[Begin Data excerpts]

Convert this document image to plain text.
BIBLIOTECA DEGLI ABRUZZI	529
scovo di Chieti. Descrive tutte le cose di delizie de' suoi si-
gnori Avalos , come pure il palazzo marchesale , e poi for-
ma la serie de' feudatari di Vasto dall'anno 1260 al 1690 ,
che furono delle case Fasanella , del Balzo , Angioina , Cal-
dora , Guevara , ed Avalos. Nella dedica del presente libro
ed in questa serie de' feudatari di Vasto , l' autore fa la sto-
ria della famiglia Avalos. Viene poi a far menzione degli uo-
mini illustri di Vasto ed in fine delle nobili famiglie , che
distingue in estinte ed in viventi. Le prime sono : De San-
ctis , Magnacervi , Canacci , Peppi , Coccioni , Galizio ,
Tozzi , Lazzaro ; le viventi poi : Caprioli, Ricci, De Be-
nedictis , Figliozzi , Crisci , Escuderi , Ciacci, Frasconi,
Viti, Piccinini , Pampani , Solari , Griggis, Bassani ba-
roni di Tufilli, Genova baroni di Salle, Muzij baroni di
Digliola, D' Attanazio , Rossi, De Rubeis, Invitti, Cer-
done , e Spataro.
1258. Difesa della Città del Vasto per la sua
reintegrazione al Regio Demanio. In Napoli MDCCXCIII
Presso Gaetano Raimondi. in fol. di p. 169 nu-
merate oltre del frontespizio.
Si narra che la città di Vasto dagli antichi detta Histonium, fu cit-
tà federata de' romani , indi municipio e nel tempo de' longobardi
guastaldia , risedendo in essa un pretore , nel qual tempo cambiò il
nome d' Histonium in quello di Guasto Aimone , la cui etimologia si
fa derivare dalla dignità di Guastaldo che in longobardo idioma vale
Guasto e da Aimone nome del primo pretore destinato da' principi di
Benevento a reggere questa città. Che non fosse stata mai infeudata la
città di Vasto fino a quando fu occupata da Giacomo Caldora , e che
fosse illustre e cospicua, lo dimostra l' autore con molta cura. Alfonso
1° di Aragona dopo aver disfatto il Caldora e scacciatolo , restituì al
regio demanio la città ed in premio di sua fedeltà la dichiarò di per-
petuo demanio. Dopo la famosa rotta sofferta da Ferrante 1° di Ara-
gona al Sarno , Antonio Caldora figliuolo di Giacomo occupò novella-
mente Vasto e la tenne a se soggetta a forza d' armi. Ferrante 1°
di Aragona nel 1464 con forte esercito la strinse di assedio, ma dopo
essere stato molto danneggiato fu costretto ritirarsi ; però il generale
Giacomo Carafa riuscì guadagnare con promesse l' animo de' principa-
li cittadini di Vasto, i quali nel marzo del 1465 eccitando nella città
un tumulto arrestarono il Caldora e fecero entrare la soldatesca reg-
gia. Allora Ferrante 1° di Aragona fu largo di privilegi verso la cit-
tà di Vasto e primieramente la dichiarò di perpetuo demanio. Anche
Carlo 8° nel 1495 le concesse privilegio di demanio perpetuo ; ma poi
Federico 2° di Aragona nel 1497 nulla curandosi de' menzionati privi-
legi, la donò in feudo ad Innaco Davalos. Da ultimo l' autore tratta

[End Data excerpts]

— Written request —
Please restate the whole listing word for word.

— Response to the exercise —
Convert this document image to plain text.
BIBLIOTECA DEGLI ABRUZZI	529
scovo di Chieti. Descrive tutte le cose di delizie de' suoi si-
gnori Avalos , come pure il palazzo marchesale , e poi for-
ma la serie de' feudatari di Vasto dall'anno 1260 al 1690 ,
che furono delle case Fasanella , del Balzo , Angioina , Cal-
dora , Guevara , ed Avalos. Nella dedica del presente libro
ed in questa serie de' feudatari di Vasto , l' autore fa la sto-
ria della famiglia Avalos. Viene poi a far menzione degli uo-
mini illustri di Vasto ed in fine delle nobili famiglie , che
distingue in estinte ed in viventi. Le prime sono : De San-
ctis , Magnacervi , Canacci , Peppi , Coccioni , Galizio ,
Tozzi , Lazzaro ; le viventi poi : Caprioli, Ricci, De Be-
nedictis , Figliozzi , Crisci , Escuderi , Ciacci, Frasconi,
Viti, Piccinini , Pampani , Solari , Griggis, Bassani ba-
roni di Tufilli, Genova baroni di Salle, Muzij baroni di
Digliola, D' Attanazio , Rossi, De Rubeis, Invitti, Cer-
done , e Spataro.
1258. Difesa della Città del Vasto per la sua
reintegrazione al Regio Demanio. In Napoli MDCCXCIII
Presso Gaetano Raimondi. in fol. di p. 169 nu-
merate oltre del frontespizio.
Si narra che la città di Vasto dagli antichi detta Histonium, fu cit-
tà federata de' romani , indi municipio e nel tempo de' longobardi
guastaldia , risedendo in essa un pretore , nel qual tempo cambiò il
nome d' Histonium in quello di Guasto Aimone , la cui etimologia si
fa derivare dalla dignità di Guastaldo che in longobardo idioma vale
Guasto e da Aimone nome del primo pretore destinato da' principi di
Benevento a reggere questa città. Che non fosse stata mai infeudata la
città di Vasto fino a quando fu occupata da Giacomo Caldora , e che
fosse illustre e cospicua, lo dimostra l' autore con molta cura. Alfonso
1° di Aragona dopo aver disfatto il Caldora e scacciatolo , restituì al
regio demanio la città ed in premio di sua fedeltà la dichiarò di per-
petuo demanio. Dopo la famosa rotta sofferta da Ferrante 1° di Ara-
gona al Sarno , Antonio Caldora figliuolo di Giacomo occupò novella-
mente Vasto e la tenne a se soggetta a forza d' armi. Ferrante 1°
di Aragona nel 1464 con forte esercito la strinse di assedio, ma dopo
essere stato molto danneggiato fu costretto ritirarsi ; però il generale
Giacomo Carafa riuscì guadagnare con promesse l' animo de' principa-
li cittadini di Vasto, i quali nel marzo del 1465 eccitando nella città
un tumulto arrestarono il Caldora e fecero entrare la soldatesca reg-
gia. Allora Ferrante 1° di Aragona fu largo di privilegi verso la cit-
tà di Vasto e primieramente la dichiarò di perpetuo demanio. Anche
Carlo 8° nel 1495 le concesse privilegio di demanio perpetuo ; ma poi
Federico 2° di Aragona nel 1497 nulla curandosi de' menzionati privi-
legi, la donò in feudo ad Innaco Davalos. Da ultimo l' autore tratta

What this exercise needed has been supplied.